TASK TO CARRY OUT » Rewrite the lines below as a JSON list of strings, one string per line, with blank lines left out and the pictures omitted.

-------- RECORDS FOR THIS EXERCISE

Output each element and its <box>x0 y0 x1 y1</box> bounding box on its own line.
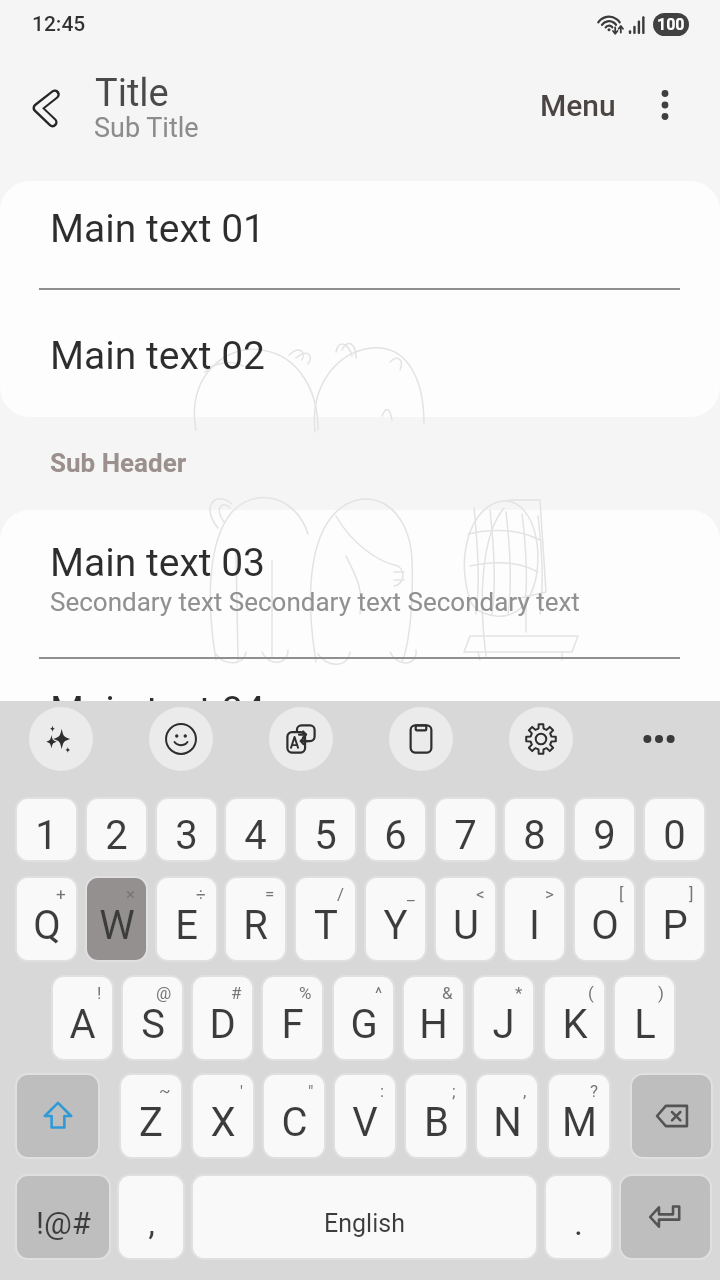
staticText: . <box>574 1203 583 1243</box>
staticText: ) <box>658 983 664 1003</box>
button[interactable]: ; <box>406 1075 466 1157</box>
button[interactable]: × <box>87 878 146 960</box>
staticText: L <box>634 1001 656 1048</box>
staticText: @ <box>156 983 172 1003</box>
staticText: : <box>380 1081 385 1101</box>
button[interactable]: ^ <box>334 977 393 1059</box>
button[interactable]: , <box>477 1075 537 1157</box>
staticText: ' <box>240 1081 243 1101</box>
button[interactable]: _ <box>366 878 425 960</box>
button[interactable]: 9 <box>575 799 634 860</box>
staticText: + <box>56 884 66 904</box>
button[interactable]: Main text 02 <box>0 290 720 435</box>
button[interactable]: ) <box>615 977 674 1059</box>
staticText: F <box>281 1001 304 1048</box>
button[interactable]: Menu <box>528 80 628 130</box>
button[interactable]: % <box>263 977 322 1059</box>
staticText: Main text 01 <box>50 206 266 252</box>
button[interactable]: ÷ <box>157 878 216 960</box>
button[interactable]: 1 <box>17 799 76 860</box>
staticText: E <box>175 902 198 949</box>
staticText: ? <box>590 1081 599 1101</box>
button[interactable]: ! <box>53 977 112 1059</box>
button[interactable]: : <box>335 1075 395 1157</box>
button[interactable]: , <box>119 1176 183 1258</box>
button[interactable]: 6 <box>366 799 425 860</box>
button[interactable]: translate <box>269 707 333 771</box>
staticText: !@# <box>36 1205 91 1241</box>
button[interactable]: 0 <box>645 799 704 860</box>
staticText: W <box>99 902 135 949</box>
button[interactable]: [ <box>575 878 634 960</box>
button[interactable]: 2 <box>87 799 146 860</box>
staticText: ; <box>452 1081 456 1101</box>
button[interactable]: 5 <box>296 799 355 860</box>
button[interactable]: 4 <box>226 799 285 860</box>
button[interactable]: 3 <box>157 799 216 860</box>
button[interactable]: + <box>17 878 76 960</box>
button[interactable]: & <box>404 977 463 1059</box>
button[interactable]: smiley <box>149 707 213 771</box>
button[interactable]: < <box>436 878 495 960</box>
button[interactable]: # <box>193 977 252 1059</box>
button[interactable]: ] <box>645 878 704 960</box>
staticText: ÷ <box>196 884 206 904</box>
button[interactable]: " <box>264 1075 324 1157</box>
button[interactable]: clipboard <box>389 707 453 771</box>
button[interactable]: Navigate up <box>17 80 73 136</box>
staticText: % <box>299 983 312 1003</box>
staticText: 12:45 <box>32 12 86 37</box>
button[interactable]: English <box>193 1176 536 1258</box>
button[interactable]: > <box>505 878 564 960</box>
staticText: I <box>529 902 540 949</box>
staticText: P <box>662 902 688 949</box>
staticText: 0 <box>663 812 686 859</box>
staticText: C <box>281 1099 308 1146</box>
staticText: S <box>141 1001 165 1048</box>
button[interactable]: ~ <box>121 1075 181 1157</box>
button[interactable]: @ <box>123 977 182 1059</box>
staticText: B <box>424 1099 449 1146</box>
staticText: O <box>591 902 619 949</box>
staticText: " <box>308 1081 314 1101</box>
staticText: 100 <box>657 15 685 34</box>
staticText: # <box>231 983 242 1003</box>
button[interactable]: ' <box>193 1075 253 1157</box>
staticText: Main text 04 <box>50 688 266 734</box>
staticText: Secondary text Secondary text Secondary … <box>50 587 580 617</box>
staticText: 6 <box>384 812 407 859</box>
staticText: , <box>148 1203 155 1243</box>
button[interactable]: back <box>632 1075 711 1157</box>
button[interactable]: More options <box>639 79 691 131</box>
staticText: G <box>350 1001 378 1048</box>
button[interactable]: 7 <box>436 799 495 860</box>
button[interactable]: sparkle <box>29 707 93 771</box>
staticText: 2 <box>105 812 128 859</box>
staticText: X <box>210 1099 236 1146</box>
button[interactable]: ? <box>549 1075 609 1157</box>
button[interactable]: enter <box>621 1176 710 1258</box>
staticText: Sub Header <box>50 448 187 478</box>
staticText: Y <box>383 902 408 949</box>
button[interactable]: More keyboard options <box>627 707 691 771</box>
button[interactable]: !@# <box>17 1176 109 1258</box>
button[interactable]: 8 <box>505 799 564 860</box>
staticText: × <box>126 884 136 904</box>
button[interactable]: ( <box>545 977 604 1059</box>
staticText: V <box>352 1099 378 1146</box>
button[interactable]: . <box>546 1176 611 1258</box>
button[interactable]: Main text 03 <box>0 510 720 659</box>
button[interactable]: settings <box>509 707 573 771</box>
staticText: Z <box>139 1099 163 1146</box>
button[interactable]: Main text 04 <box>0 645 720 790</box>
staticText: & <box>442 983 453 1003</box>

----------------

ANSWER »
[
  "Output each element and its <box>x0 y0 x1 y1</box> bounding box on its own line.",
  "staticText: . <box>574 1203 583 1243</box>",
  "staticText: ) <box>658 983 664 1003</box>",
  "button[interactable]: ; <box>406 1075 466 1157</box>",
  "button[interactable]: × <box>87 878 146 960</box>",
  "staticText: L <box>634 1001 656 1048</box>",
  "staticText: @ <box>156 983 172 1003</box>",
  "staticText: : <box>380 1081 385 1101</box>",
  "button[interactable]: ^ <box>334 977 393 1059</box>",
  "button[interactable]: , <box>477 1075 537 1157</box>",
  "staticText: ' <box>240 1081 243 1101</box>",
  "button[interactable]: _ <box>366 878 425 960</box>",
  "button[interactable]: 9 <box>575 799 634 860</box>",
  "staticText: + <box>56 884 66 904</box>",
  "button[interactable]: Main text 02 <box>0 290 720 435</box>",
  "button[interactable]: ) <box>615 977 674 1059</box>",
  "staticText: F <box>281 1001 304 1048</box>",
  "button[interactable]: Menu <box>528 80 628 130</box>",
  "button[interactable]: % <box>263 977 322 1059</box>",
  "staticText: Main text 01 <box>50 206 266 252</box>",
  "button[interactable]: ÷ <box>157 878 216 960</box>",
  "button[interactable]: 1 <box>17 799 76 860</box>",
  "staticText: E <box>175 902 198 949</box>",
  "staticText: ? <box>590 1081 599 1101</box>",
  "button[interactable]: ! <box>53 977 112 1059</box>",
  "button[interactable]: : <box>335 1075 395 1157</box>",
  "button[interactable]: , <box>119 1176 183 1258</box>",
  "button[interactable]: 6 <box>366 799 425 860</box>",
  "button[interactable]: translate <box>269 707 333 771</box>",
  "staticText: !@# <box>36 1205 91 1241</box>",
  "button[interactable]: 0 <box>645 799 704 860</box>",
  "staticText: W <box>99 902 135 949</box>",
  "button[interactable]: [ <box>575 878 634 960</box>",
  "button[interactable]: 2 <box>87 799 146 860</box>",
  "staticText: ; <box>452 1081 456 1101</box>",
  "button[interactable]: 5 <box>296 799 355 860</box>",
  "button[interactable]: 4 <box>226 799 285 860</box>",
  "button[interactable]: 3 <box>157 799 216 860</box>",
  "button[interactable]: + <box>17 878 76 960</box>",
  "button[interactable]: & <box>404 977 463 1059</box>",
  "button[interactable]: smiley <box>149 707 213 771</box>",
  "button[interactable]: < <box>436 878 495 960</box>",
  "button[interactable]: # <box>193 977 252 1059</box>",
  "button[interactable]: ] <box>645 878 704 960</box>",
  "staticText: ÷ <box>196 884 206 904</box>",
  "button[interactable]: \" <box>264 1075 324 1157</box>",
  "button[interactable]: clipboard <box>389 707 453 771</box>",
  "button[interactable]: Navigate up <box>17 80 73 136</box>",
  "staticText: % <box>299 983 312 1003</box>",
  "staticText: 12:45 <box>32 12 86 37</box>",
  "button[interactable]: English <box>193 1176 536 1258</box>",
  "button[interactable]: > <box>505 878 564 960</box>",
  "staticText: I <box>529 902 540 949</box>",
  "staticText: P <box>662 902 688 949</box>",
  "staticText: 0 <box>663 812 686 859</box>",
  "staticText: C <box>281 1099 308 1146</box>",
  "staticText: S <box>141 1001 165 1048</box>",
  "button[interactable]: ~ <box>121 1075 181 1157</box>",
  "button[interactable]: @ <box>123 977 182 1059</box>",
  "staticText: B <box>424 1099 449 1146</box>",
  "staticText: O <box>591 902 619 949</box>",
  "staticText: \" <box>308 1081 314 1101</box>",
  "staticText: 100 <box>657 15 685 34</box>",
  "staticText: # <box>231 983 242 1003</box>",
  "button[interactable]: ' <box>193 1075 253 1157</box>",
  "staticText: Main text 04 <box>50 688 266 734</box>",
  "staticText: Secondary text Secondary text Secondary … <box>50 587 580 617</box>",
  "staticText: 6 <box>384 812 407 859</box>",
  "staticText: , <box>148 1203 155 1243</box>",
  "button[interactable]: back <box>632 1075 711 1157</box>",
  "button[interactable]: More options <box>639 79 691 131</box>",
  "staticText: G <box>350 1001 378 1048</box>",
  "button[interactable]: 7 <box>436 799 495 860</box>",
  "button[interactable]: sparkle <box>29 707 93 771</box>",
  "staticText: 2 <box>105 812 128 859</box>",
  "staticText: X <box>210 1099 236 1146</box>",
  "button[interactable]: ? <box>549 1075 609 1157</box>",
  "button[interactable]: enter <box>621 1176 710 1258</box>",
  "staticText: Sub Header <box>50 448 187 478</box>",
  "staticText: Y <box>383 902 408 949</box>",
  "button[interactable]: More keyboard options <box>627 707 691 771</box>",
  "button[interactable]: !@# <box>17 1176 109 1258</box>",
  "button[interactable]: 8 <box>505 799 564 860</box>",
  "staticText: × <box>126 884 136 904</box>",
  "button[interactable]: ( <box>545 977 604 1059</box>",
  "staticText: V <box>352 1099 378 1146</box>",
  "button[interactable]: . <box>546 1176 611 1258</box>",
  "button[interactable]: Main text 03 <box>0 510 720 659</box>",
  "button[interactable]: settings <box>509 707 573 771</box>",
  "staticText: Z <box>139 1099 163 1146</box>",
  "button[interactable]: Main text 04 <box>0 645 720 790</box>",
  "staticText: & <box>442 983 453 1003</box>"
]